= Records for the task =
____________________
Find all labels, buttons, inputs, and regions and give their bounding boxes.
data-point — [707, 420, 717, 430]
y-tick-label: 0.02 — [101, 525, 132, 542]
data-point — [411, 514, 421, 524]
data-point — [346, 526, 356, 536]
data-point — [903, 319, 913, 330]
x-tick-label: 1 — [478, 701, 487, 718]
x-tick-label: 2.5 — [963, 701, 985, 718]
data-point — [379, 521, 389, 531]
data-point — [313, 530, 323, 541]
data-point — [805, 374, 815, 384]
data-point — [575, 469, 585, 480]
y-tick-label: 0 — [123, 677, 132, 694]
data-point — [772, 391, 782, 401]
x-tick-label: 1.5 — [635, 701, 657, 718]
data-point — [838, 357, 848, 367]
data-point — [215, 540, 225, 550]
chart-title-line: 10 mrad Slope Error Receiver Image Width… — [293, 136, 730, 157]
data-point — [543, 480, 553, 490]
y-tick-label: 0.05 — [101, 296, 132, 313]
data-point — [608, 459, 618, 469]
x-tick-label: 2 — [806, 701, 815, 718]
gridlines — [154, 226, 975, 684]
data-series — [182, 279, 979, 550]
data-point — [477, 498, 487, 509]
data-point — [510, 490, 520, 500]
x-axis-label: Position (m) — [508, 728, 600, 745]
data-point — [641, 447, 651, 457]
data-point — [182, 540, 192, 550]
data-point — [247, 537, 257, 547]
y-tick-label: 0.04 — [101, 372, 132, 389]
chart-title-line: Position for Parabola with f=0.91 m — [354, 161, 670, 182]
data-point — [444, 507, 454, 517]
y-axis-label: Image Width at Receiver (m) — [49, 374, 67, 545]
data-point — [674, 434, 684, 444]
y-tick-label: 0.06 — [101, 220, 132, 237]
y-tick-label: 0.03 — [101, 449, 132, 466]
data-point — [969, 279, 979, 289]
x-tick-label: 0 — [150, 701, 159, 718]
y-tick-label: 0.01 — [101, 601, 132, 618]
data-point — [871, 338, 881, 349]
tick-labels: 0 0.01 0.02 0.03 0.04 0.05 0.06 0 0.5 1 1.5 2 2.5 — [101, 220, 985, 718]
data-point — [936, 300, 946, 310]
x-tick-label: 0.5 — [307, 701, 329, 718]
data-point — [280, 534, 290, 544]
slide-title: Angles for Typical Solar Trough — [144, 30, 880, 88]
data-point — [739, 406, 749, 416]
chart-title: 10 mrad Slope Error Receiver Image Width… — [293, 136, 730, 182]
____________________
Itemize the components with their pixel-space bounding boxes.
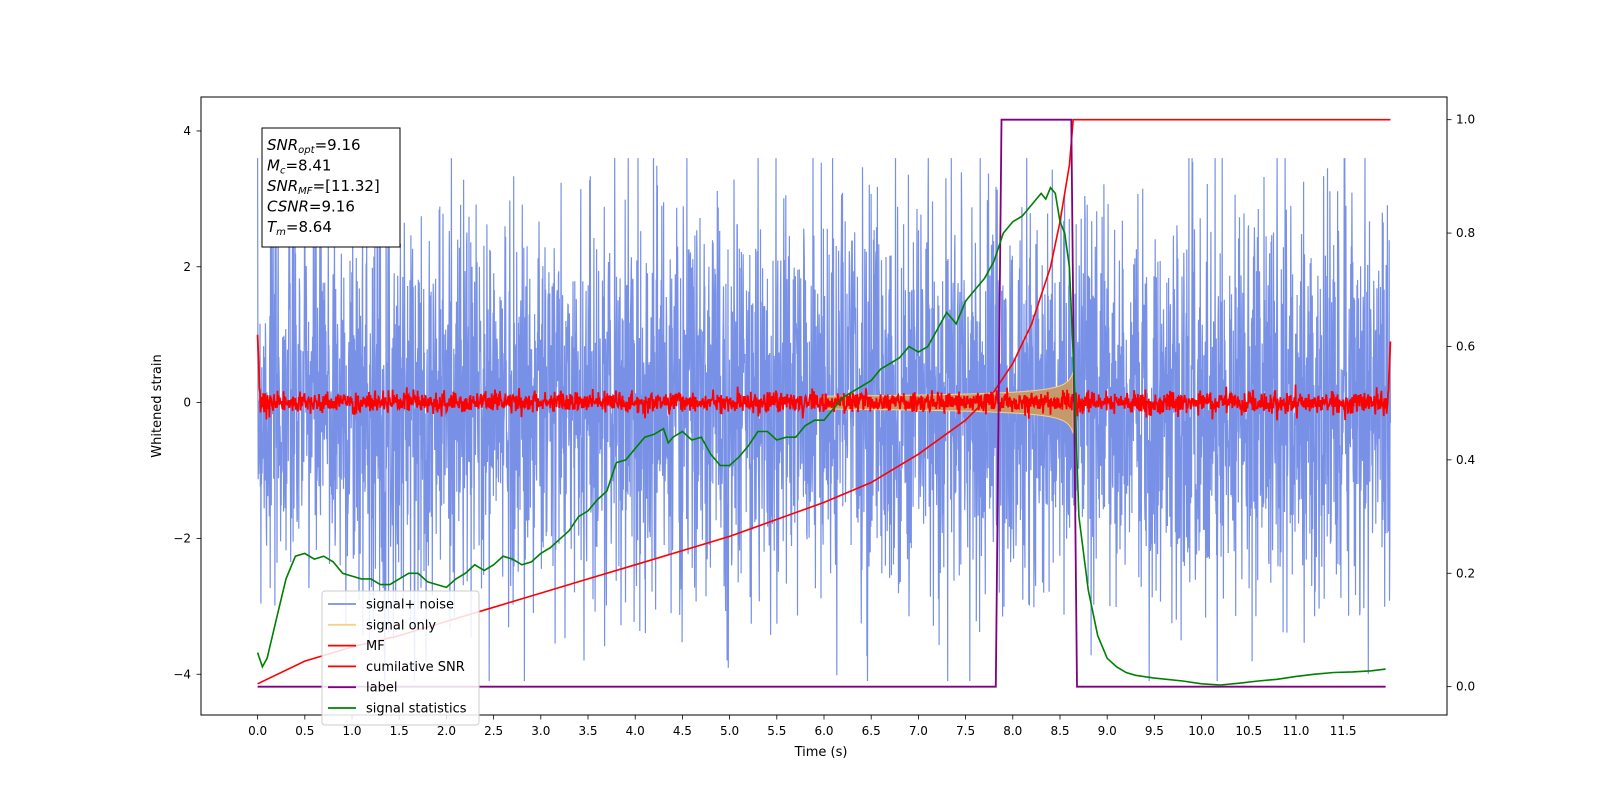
____________________
= Exercise =
Copy the lines of the listing from the line with "Find all labels, buttons, inputs, and" to the line with "x-tick-label: 2 — [806, 701, 815, 718]", swapping "data-point" for "marker" and changing nothing else.

= Response =
Find all labels, buttons, inputs, and regions and give their bounding boxes.
marker — [707, 420, 717, 430]
y-tick-label: 0.02 — [101, 525, 132, 542]
marker — [411, 514, 421, 524]
marker — [346, 526, 356, 536]
marker — [903, 319, 913, 330]
x-tick-label: 1 — [478, 701, 487, 718]
x-tick-label: 2.5 — [963, 701, 985, 718]
marker — [379, 521, 389, 531]
marker — [313, 530, 323, 541]
marker — [805, 374, 815, 384]
marker — [575, 469, 585, 480]
y-tick-label: 0 — [123, 677, 132, 694]
marker — [772, 391, 782, 401]
x-tick-label: 1.5 — [635, 701, 657, 718]
marker — [838, 357, 848, 367]
marker — [215, 540, 225, 550]
chart-title-line: 10 mrad Slope Error Receiver Image Width… — [293, 136, 730, 157]
marker — [543, 480, 553, 490]
y-tick-label: 0.05 — [101, 296, 132, 313]
marker — [608, 459, 618, 469]
x-tick-label: 2 — [806, 701, 815, 718]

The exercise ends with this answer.